### Objective
In the listing below, identify each line with the word "帆沢家具" and return those lines.

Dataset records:
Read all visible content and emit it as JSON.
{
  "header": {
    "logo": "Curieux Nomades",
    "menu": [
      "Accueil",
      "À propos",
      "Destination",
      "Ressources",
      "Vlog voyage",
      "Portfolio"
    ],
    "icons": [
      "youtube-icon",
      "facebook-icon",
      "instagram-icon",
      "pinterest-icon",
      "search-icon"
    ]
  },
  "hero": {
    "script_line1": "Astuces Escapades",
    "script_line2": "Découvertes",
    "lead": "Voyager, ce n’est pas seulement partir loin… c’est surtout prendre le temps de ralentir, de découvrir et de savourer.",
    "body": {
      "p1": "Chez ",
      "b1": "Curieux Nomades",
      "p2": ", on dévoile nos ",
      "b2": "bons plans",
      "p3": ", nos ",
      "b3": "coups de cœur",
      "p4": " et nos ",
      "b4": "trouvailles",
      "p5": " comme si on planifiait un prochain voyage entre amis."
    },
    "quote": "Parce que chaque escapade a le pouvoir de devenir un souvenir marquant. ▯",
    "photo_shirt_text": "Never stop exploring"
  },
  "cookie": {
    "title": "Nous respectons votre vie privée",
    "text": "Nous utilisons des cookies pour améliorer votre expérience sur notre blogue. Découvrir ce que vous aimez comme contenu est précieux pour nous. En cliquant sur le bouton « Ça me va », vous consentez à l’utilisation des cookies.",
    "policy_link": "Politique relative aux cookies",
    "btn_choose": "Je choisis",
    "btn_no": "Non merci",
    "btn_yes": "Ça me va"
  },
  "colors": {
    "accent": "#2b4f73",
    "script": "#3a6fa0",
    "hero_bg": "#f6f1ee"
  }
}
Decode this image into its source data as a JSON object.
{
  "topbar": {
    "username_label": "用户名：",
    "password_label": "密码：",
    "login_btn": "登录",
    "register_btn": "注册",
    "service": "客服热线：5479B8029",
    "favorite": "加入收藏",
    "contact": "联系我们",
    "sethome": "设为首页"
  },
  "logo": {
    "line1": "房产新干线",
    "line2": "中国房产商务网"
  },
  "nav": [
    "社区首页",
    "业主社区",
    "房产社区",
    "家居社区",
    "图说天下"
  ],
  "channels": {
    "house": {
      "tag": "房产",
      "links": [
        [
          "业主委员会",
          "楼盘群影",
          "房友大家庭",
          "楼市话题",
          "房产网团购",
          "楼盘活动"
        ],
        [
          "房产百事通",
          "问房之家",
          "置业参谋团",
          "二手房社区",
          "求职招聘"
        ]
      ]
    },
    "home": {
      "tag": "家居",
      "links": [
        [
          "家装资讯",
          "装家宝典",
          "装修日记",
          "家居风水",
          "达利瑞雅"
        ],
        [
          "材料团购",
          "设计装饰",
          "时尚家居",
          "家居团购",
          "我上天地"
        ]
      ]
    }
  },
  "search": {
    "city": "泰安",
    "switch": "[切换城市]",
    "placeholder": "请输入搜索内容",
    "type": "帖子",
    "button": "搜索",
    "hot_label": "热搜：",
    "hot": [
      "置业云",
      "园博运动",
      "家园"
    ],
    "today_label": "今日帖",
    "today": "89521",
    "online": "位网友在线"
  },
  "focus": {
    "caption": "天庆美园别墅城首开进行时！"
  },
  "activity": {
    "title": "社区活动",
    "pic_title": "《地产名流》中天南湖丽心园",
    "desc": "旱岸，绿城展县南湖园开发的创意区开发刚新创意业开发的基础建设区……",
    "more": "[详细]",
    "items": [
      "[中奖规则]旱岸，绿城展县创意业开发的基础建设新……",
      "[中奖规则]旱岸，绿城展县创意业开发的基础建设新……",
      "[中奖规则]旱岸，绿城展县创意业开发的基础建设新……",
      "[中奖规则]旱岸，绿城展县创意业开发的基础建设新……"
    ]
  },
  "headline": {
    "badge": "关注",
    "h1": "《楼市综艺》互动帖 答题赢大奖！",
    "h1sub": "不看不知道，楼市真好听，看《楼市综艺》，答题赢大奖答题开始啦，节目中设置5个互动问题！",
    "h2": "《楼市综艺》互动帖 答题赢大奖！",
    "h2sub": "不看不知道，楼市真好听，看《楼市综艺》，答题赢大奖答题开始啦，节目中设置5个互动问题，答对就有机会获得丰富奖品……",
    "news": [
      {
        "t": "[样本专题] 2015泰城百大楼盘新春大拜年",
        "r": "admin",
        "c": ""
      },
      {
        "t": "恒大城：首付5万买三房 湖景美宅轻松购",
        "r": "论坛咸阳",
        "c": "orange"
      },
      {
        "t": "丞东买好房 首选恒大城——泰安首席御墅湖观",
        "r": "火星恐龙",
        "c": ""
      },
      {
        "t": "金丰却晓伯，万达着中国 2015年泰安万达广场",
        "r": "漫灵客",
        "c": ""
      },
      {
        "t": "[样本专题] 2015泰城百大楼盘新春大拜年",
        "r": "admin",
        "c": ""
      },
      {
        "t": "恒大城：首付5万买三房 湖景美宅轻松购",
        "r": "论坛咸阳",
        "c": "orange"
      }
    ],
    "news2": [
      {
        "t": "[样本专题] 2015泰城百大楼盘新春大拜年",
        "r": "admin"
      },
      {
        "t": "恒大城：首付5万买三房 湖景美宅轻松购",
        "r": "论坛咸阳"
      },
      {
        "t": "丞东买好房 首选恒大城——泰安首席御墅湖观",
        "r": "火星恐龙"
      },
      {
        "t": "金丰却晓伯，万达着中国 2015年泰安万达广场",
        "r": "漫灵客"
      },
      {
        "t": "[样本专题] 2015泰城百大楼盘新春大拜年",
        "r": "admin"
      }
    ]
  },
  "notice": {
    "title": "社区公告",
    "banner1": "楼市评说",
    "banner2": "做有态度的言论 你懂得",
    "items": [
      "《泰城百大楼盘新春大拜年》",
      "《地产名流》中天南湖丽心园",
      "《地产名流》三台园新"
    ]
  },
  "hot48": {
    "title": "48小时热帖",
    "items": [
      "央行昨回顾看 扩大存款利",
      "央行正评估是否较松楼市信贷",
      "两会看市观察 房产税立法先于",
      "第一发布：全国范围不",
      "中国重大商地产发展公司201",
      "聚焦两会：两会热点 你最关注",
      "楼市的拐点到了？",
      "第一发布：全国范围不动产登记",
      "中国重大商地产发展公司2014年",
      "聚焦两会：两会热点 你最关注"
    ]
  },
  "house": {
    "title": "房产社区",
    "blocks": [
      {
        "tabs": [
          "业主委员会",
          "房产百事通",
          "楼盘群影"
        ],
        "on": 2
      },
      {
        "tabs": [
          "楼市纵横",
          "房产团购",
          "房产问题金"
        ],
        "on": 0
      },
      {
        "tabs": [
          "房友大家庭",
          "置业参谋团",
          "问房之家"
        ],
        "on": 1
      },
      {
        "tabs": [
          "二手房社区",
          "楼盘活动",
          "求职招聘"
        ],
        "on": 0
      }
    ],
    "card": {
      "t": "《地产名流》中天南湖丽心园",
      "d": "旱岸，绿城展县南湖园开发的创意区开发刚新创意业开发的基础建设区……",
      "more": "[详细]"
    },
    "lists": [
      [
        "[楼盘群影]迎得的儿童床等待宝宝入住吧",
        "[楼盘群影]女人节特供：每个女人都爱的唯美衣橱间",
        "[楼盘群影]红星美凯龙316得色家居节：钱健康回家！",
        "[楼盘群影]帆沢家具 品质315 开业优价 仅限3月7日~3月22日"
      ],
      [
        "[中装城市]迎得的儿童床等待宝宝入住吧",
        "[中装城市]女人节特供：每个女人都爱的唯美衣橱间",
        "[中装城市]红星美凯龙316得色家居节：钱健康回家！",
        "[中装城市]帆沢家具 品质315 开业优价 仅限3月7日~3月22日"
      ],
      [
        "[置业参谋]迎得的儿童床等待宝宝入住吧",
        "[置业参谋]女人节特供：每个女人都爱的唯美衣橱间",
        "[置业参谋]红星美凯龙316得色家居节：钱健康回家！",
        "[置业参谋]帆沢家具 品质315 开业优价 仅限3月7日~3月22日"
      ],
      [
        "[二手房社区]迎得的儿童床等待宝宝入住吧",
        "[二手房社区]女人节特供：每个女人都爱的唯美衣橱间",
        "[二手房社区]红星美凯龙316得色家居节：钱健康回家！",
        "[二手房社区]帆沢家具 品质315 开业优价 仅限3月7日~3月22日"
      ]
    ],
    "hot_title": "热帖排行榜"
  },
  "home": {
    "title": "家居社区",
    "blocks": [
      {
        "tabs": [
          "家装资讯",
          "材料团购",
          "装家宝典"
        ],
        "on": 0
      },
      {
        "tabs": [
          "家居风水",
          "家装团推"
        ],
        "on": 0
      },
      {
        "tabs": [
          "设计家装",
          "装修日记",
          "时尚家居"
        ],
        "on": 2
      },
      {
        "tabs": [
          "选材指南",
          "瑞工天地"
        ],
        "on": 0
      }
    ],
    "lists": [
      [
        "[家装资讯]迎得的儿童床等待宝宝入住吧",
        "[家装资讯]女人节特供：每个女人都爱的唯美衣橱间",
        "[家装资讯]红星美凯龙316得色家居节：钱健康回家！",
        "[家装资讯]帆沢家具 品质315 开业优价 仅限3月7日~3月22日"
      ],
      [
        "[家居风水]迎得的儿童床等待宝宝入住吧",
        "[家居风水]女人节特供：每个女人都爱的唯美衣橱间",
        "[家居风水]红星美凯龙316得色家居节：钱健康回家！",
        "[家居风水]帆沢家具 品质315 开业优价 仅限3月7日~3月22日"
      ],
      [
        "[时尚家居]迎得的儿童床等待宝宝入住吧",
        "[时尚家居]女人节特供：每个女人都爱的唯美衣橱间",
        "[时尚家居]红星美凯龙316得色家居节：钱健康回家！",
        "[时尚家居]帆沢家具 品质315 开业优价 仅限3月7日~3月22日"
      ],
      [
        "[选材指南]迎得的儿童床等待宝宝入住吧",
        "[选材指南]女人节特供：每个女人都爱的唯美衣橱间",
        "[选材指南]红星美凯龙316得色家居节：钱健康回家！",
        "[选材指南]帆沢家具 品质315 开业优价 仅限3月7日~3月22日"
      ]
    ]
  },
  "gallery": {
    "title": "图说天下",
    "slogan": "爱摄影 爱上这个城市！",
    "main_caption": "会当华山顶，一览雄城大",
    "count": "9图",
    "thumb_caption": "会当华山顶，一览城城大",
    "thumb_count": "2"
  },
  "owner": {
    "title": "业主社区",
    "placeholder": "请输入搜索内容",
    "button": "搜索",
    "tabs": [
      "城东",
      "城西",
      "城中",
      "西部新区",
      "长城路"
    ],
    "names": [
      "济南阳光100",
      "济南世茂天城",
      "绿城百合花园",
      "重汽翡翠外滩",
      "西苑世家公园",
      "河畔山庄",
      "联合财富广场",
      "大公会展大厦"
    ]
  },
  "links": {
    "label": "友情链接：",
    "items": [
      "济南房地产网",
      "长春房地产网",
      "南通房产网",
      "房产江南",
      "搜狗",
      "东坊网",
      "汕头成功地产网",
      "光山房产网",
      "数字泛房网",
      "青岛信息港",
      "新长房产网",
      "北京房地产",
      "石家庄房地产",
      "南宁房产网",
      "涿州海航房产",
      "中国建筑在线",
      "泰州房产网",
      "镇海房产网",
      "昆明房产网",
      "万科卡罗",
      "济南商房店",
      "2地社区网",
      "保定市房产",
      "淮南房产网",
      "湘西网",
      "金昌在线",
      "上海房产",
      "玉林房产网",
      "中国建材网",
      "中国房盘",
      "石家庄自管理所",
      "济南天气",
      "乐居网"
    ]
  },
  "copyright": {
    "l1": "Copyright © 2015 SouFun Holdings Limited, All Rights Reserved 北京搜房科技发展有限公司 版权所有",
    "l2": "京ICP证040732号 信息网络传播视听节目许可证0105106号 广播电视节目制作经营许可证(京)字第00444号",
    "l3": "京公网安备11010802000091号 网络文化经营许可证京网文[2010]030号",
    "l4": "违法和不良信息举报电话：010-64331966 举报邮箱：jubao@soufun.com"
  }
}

### Problem solution
        "[楼盘群影]帆沢家具 品质315 开业优价 仅限3月7日~3月22日"
        "[中装城市]帆沢家具 品质315 开业优价 仅限3月7日~3月22日"
        "[置业参谋]帆沢家具 品质315 开业优价 仅限3月7日~3月22日"
        "[二手房社区]帆沢家具 品质315 开业优价 仅限3月7日~3月22日"
        "[家装资讯]帆沢家具 品质315 开业优价 仅限3月7日~3月22日"
        "[家居风水]帆沢家具 品质315 开业优价 仅限3月7日~3月22日"
        "[时尚家居]帆沢家具 品质315 开业优价 仅限3月7日~3月22日"
        "[选材指南]帆沢家具 品质315 开业优价 仅限3月7日~3月22日"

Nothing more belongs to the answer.